** START **

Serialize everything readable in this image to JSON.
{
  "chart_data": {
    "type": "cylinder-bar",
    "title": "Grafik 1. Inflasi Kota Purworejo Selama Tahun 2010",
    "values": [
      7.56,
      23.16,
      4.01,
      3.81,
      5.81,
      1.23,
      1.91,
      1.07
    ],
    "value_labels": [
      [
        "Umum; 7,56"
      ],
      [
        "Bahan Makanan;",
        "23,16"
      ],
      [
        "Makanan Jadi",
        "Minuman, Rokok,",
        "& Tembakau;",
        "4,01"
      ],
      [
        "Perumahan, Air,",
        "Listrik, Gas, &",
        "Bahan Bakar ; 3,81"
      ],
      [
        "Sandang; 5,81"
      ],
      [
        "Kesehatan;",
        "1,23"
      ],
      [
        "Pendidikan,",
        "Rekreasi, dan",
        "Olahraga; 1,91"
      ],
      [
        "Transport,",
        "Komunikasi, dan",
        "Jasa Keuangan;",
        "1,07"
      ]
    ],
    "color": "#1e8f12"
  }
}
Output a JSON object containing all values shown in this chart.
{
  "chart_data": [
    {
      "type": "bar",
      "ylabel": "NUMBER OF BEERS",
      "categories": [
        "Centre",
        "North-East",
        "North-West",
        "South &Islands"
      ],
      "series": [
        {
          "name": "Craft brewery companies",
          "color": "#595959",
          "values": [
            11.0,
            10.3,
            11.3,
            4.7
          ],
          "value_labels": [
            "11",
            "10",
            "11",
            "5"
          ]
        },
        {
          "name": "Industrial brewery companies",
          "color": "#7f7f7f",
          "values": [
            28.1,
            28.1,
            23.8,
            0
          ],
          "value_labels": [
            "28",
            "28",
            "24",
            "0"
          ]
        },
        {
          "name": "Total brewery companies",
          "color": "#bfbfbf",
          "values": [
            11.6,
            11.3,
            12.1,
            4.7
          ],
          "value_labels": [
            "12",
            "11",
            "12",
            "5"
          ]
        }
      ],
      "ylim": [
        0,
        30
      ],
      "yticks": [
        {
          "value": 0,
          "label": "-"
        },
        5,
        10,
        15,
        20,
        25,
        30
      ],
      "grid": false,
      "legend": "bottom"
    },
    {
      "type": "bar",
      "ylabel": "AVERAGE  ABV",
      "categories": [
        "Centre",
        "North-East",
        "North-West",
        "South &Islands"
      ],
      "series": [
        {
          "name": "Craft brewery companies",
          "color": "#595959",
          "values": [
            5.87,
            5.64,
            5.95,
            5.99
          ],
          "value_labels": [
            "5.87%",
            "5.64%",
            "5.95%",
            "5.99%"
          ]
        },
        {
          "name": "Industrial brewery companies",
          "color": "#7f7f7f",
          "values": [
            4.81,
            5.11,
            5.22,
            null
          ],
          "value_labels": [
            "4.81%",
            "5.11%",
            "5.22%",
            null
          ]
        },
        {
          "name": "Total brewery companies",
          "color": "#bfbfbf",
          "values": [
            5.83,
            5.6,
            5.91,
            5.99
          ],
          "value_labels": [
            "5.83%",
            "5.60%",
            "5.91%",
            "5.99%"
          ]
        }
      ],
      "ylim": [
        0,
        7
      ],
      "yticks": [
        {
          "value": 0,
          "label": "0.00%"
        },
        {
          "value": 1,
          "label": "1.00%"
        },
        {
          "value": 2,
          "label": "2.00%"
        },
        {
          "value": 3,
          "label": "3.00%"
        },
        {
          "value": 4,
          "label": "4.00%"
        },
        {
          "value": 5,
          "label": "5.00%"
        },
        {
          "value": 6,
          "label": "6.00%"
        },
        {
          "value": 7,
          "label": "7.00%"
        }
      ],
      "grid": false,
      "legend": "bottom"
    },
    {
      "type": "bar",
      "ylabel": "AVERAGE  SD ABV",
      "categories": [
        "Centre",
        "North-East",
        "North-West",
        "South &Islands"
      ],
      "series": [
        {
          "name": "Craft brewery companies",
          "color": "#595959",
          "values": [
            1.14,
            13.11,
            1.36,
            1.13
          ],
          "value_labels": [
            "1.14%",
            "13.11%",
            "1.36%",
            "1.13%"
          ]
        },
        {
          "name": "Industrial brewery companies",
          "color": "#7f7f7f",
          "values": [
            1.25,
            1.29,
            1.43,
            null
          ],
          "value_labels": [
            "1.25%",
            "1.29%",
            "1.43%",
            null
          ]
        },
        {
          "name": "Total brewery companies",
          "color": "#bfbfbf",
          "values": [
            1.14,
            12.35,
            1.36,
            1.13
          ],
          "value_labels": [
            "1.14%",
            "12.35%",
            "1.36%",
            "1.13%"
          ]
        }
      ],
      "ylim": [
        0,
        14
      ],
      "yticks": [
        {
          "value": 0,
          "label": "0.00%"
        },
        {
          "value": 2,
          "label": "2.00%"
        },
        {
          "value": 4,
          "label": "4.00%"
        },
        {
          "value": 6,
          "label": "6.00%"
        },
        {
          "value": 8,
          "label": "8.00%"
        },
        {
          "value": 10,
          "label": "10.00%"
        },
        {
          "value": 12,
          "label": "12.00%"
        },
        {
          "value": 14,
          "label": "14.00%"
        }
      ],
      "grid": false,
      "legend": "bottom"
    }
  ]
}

** END **

*WRITTEN PROBLEM*. Please reproduce each record precisely as written.

*OUTPUT BELOW*.
Serialize everything readable in this image to JSON.
{
  "chart_data": {
    "type": "cylinder-bar",
    "title": "Grafik 1. Inflasi Kota Purworejo Selama Tahun 2010",
    "values": [
      7.56,
      23.16,
      4.01,
      3.81,
      5.81,
      1.23,
      1.91,
      1.07
    ],
    "value_labels": [
      [
        "Umum; 7,56"
      ],
      [
        "Bahan Makanan;",
        "23,16"
      ],
      [
        "Makanan Jadi",
        "Minuman, Rokok,",
        "& Tembakau;",
        "4,01"
      ],
      [
        "Perumahan, Air,",
        "Listrik, Gas, &",
        "Bahan Bakar ; 3,81"
      ],
      [
        "Sandang; 5,81"
      ],
      [
        "Kesehatan;",
        "1,23"
      ],
      [
        "Pendidikan,",
        "Rekreasi, dan",
        "Olahraga; 1,91"
      ],
      [
        "Transport,",
        "Komunikasi, dan",
        "Jasa Keuangan;",
        "1,07"
      ]
    ],
    "color": "#1e8f12"
  }
}
Output a JSON object containing all values shown in this chart.
{
  "chart_data": [
    {
      "type": "bar",
      "ylabel": "NUMBER OF BEERS",
      "categories": [
        "Centre",
        "North-East",
        "North-West",
        "South &Islands"
      ],
      "series": [
        {
          "name": "Craft brewery companies",
          "color": "#595959",
          "values": [
            11.0,
            10.3,
            11.3,
            4.7
          ],
          "value_labels": [
            "11",
            "10",
            "11",
            "5"
          ]
        },
        {
          "name": "Industrial brewery companies",
          "color": "#7f7f7f",
          "values": [
            28.1,
            28.1,
            23.8,
            0
          ],
          "value_labels": [
            "28",
            "28",
            "24",
            "0"
          ]
        },
        {
          "name": "Total brewery companies",
          "color": "#bfbfbf",
          "values": [
            11.6,
            11.3,
            12.1,
            4.7
          ],
          "value_labels": [
            "12",
            "11",
            "12",
            "5"
          ]
        }
      ],
      "ylim": [
        0,
        30
      ],
      "yticks": [
        {
          "value": 0,
          "label": "-"
        },
        5,
        10,
        15,
        20,
        25,
        30
      ],
      "grid": false,
      "legend": "bottom"
    },
    {
      "type": "bar",
      "ylabel": "AVERAGE  ABV",
      "categories": [
        "Centre",
        "North-East",
        "North-West",
        "South &Islands"
      ],
      "series": [
        {
          "name": "Craft brewery companies",
          "color": "#595959",
          "values": [
            5.87,
            5.64,
            5.95,
            5.99
          ],
          "value_labels": [
            "5.87%",
            "5.64%",
            "5.95%",
            "5.99%"
          ]
        },
        {
          "name": "Industrial brewery companies",
          "color": "#7f7f7f",
          "values": [
            4.81,
            5.11,
            5.22,
            null
          ],
          "value_labels": [
            "4.81%",
            "5.11%",
            "5.22%",
            null
          ]
        },
        {
          "name": "Total brewery companies",
          "color": "#bfbfbf",
          "values": [
            5.83,
            5.6,
            5.91,
            5.99
          ],
          "value_labels": [
            "5.83%",
            "5.60%",
            "5.91%",
            "5.99%"
          ]
        }
      ],
      "ylim": [
        0,
        7
      ],
      "yticks": [
        {
          "value": 0,
          "label": "0.00%"
        },
        {
          "value": 1,
          "label": "1.00%"
        },
        {
          "value": 2,
          "label": "2.00%"
        },
        {
          "value": 3,
          "label": "3.00%"
        },
        {
          "value": 4,
          "label": "4.00%"
        },
        {
          "value": 5,
          "label": "5.00%"
        },
        {
          "value": 6,
          "label": "6.00%"
        },
        {
          "value": 7,
          "label": "7.00%"
        }
      ],
      "grid": false,
      "legend": "bottom"
    },
    {
      "type": "bar",
      "ylabel": "AVERAGE  SD ABV",
      "categories": [
        "Centre",
        "North-East",
        "North-West",
        "South &Islands"
      ],
      "series": [
        {
          "name": "Craft brewery companies",
          "color": "#595959",
          "values": [
            1.14,
            13.11,
            1.36,
            1.13
          ],
          "value_labels": [
            "1.14%",
            "13.11%",
            "1.36%",
            "1.13%"
          ]
        },
        {
          "name": "Industrial brewery companies",
          "color": "#7f7f7f",
          "values": [
            1.25,
            1.29,
            1.43,
            null
          ],
          "value_labels": [
            "1.25%",
            "1.29%",
            "1.43%",
            null
          ]
        },
        {
          "name": "Total brewery companies",
          "color": "#bfbfbf",
          "values": [
            1.14,
            12.35,
            1.36,
            1.13
          ],
          "value_labels": [
            "1.14%",
            "12.35%",
            "1.36%",
            "1.13%"
          ]
        }
      ],
      "ylim": [
        0,
        14
      ],
      "yticks": [
        {
          "value": 0,
          "label": "0.00%"
        },
        {
          "value": 2,
          "label": "2.00%"
        },
        {
          "value": 4,
          "label": "4.00%"
        },
        {
          "value": 6,
          "label": "6.00%"
        },
        {
          "value": 8,
          "label": "8.00%"
        },
        {
          "value": 10,
          "label": "10.00%"
        },
        {
          "value": 12,
          "label": "12.00%"
        },
        {
          "value": 14,
          "label": "14.00%"
        }
      ],
      "grid": false,
      "legend": "bottom"
    }
  ]
}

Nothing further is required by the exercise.